SHORT EXERCISE: Show every line below that contains the word "charge".

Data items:
--- BEGIN ---

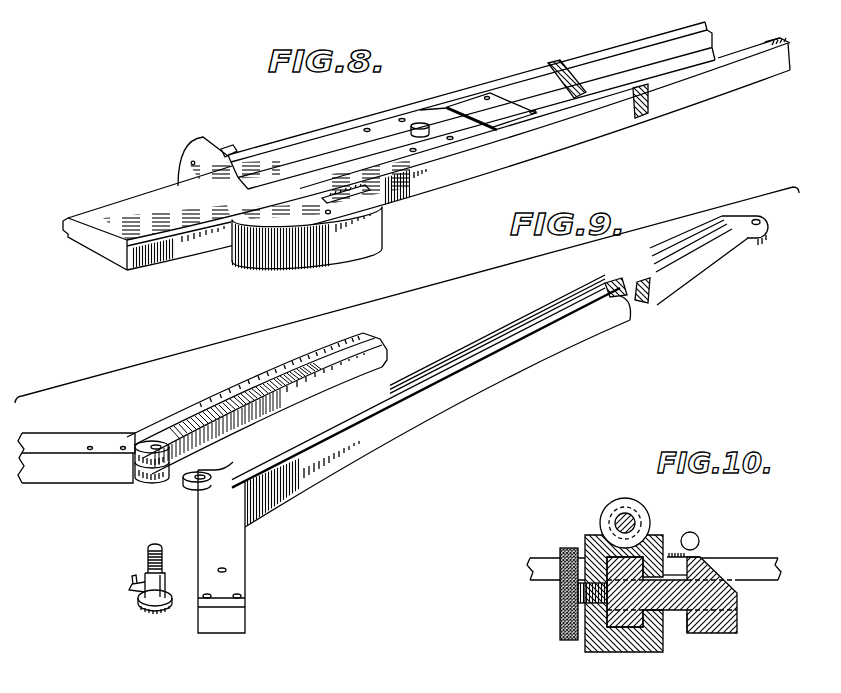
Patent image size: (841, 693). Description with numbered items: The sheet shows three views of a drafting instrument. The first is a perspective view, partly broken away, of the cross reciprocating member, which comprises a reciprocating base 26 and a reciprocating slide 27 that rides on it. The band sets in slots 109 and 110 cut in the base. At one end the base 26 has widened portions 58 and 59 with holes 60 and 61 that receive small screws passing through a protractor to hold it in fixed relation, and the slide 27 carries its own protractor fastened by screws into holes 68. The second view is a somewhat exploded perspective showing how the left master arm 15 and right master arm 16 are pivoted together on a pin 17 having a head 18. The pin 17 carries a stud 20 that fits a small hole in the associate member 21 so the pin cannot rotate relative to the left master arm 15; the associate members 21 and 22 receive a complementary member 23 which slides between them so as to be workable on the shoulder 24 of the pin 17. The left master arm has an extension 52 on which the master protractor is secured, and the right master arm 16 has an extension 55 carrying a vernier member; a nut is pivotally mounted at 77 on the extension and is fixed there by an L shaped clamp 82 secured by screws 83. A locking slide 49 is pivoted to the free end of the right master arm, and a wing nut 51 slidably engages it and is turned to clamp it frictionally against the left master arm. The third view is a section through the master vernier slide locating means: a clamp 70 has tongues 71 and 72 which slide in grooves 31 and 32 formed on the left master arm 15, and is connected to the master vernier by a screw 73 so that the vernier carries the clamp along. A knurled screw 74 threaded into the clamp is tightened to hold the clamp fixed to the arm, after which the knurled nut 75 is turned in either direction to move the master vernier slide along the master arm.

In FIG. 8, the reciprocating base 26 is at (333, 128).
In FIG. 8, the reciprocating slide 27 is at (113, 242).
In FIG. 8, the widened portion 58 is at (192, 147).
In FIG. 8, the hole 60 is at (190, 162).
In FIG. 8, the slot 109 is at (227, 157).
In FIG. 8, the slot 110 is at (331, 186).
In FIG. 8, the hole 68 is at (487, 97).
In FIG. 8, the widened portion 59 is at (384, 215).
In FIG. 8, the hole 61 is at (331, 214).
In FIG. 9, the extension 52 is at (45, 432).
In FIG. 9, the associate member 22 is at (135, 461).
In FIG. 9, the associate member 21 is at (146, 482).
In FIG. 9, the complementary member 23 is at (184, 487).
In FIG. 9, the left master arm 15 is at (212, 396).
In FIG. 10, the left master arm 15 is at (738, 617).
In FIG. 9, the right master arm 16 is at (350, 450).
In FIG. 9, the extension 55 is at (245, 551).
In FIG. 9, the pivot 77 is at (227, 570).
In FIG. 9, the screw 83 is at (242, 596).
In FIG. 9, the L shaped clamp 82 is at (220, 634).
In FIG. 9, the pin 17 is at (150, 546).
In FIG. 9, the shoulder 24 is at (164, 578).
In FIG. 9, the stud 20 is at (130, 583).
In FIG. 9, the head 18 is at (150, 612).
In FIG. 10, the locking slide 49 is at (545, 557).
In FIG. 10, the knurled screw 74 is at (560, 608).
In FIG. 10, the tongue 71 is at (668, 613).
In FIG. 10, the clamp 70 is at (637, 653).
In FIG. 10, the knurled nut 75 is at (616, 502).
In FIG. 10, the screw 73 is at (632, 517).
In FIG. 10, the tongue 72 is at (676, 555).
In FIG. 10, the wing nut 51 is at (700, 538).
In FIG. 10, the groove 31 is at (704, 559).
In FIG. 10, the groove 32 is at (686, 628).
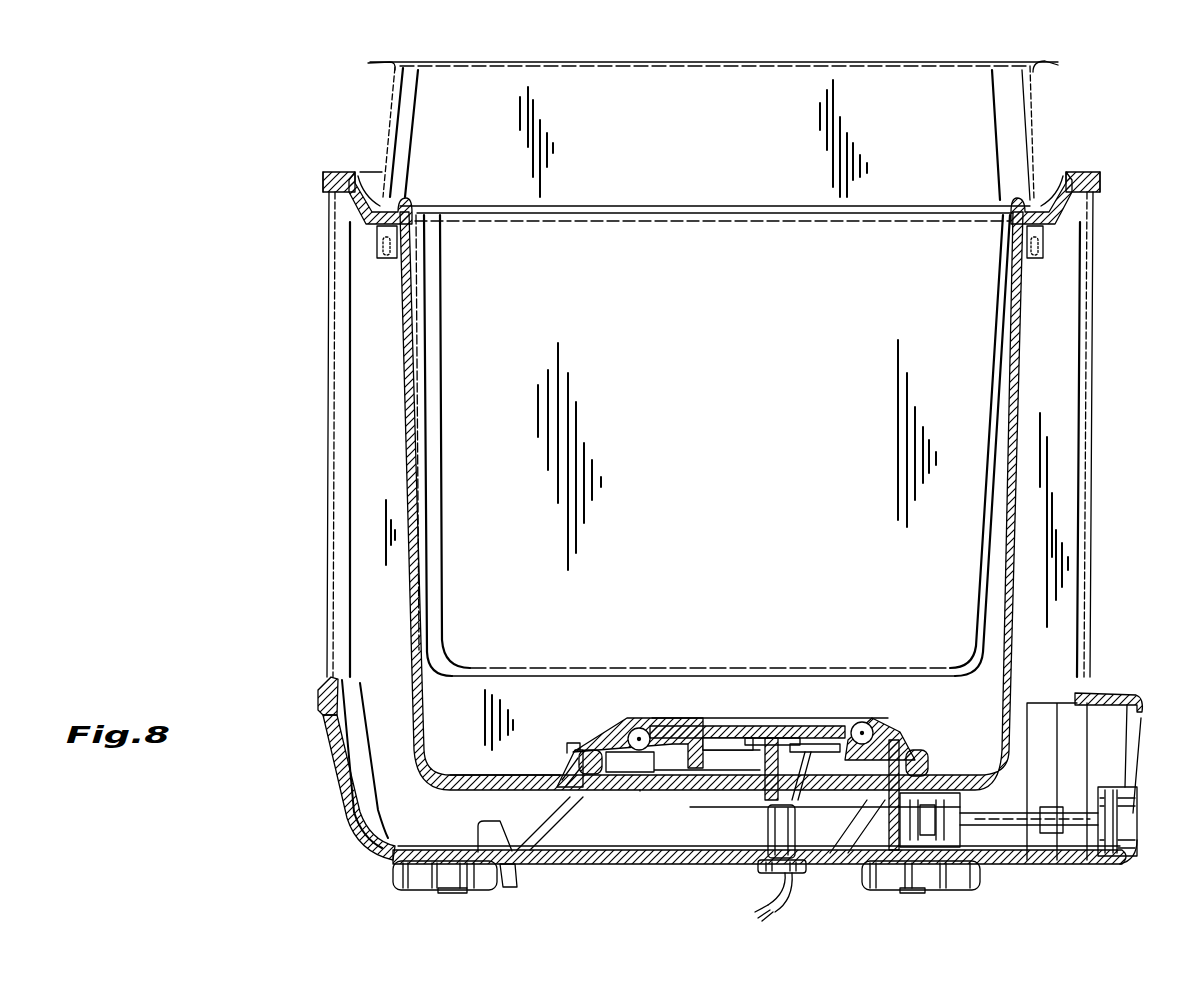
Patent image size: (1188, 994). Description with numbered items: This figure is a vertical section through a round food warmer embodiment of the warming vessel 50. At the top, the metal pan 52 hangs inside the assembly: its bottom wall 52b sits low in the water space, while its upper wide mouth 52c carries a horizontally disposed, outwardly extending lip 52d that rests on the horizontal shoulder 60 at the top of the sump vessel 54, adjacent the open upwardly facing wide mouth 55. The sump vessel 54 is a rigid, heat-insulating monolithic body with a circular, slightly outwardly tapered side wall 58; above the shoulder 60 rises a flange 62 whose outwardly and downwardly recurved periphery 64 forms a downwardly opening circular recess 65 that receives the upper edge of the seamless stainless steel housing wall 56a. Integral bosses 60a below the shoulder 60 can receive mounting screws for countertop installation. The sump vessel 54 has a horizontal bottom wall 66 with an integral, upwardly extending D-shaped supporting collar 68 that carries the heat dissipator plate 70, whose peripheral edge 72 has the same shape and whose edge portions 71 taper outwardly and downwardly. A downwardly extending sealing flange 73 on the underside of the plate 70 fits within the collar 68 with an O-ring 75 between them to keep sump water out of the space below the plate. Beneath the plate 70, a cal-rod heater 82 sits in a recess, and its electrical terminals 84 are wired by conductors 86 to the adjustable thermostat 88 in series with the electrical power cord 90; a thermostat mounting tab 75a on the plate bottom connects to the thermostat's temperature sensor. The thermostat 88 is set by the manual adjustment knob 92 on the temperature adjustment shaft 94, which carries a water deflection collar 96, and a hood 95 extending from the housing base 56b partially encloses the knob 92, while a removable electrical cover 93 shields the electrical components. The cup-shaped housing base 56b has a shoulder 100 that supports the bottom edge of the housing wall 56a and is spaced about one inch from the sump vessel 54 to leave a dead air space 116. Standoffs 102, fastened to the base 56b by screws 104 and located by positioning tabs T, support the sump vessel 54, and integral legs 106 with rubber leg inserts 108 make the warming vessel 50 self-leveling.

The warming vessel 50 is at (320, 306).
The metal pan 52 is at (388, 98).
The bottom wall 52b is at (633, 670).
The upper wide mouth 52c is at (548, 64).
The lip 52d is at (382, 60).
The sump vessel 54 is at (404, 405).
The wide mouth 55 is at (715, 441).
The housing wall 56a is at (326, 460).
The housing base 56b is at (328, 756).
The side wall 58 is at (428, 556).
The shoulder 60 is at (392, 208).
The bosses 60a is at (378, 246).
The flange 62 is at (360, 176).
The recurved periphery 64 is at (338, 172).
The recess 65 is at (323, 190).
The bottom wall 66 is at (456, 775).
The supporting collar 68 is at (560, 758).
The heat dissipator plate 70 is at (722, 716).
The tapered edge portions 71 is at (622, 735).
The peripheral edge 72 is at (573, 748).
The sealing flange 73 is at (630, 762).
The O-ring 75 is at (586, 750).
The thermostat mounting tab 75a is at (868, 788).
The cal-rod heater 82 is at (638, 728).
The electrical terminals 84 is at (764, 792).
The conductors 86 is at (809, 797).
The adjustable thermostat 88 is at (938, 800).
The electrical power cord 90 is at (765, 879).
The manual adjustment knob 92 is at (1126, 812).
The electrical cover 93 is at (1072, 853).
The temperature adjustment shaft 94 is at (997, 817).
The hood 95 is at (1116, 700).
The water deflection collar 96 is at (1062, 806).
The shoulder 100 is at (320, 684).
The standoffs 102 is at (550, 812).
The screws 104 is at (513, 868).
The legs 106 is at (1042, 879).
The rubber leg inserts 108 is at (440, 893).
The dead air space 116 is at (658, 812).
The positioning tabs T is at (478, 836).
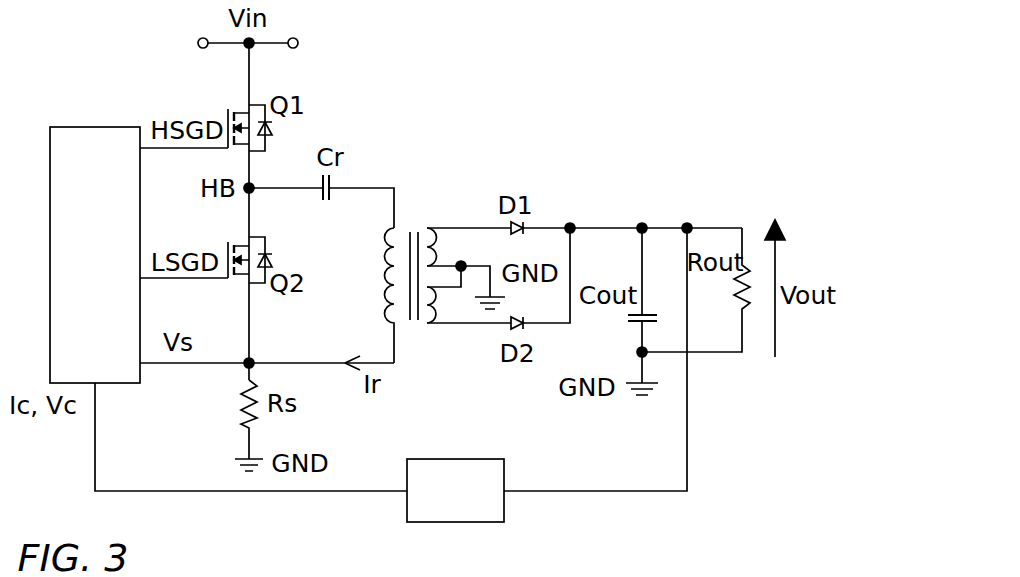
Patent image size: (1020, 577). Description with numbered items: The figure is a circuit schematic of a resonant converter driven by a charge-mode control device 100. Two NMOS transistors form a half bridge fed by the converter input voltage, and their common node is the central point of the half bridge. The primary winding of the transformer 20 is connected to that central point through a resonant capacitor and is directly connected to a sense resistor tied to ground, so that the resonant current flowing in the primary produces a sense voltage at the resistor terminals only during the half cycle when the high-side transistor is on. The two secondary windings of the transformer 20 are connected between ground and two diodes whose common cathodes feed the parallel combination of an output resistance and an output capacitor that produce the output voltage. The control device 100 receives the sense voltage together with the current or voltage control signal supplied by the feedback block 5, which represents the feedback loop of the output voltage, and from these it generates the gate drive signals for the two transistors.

--- END ---

REPLY TO THE EXERCISE:
Patent image size: (1020, 577). Description with numbered items: The figure is a circuit schematic of a resonant converter driven by a charge-mode control device 100. Two NMOS transistors form a half bridge fed by the converter input voltage, and their common node is the central point of the half bridge. The primary winding of the transformer 20 is connected to that central point through a resonant capacitor and is directly connected to a sense resistor tied to ground, so that the resonant current flowing in the primary produces a sense voltage at the resistor terminals only during the half cycle when the high-side transistor is on. The two secondary windings of the transformer 20 are connected between ground and two diodes whose common cathodes feed the parallel combination of an output resistance and an output capacitor that produce the output voltage. The control device 100 receives the sense voltage together with the current or voltage control signal supplied by the feedback block 5, which represents the feedback loop of the output voltage, and from these it generates the gate drive signals for the two transistors.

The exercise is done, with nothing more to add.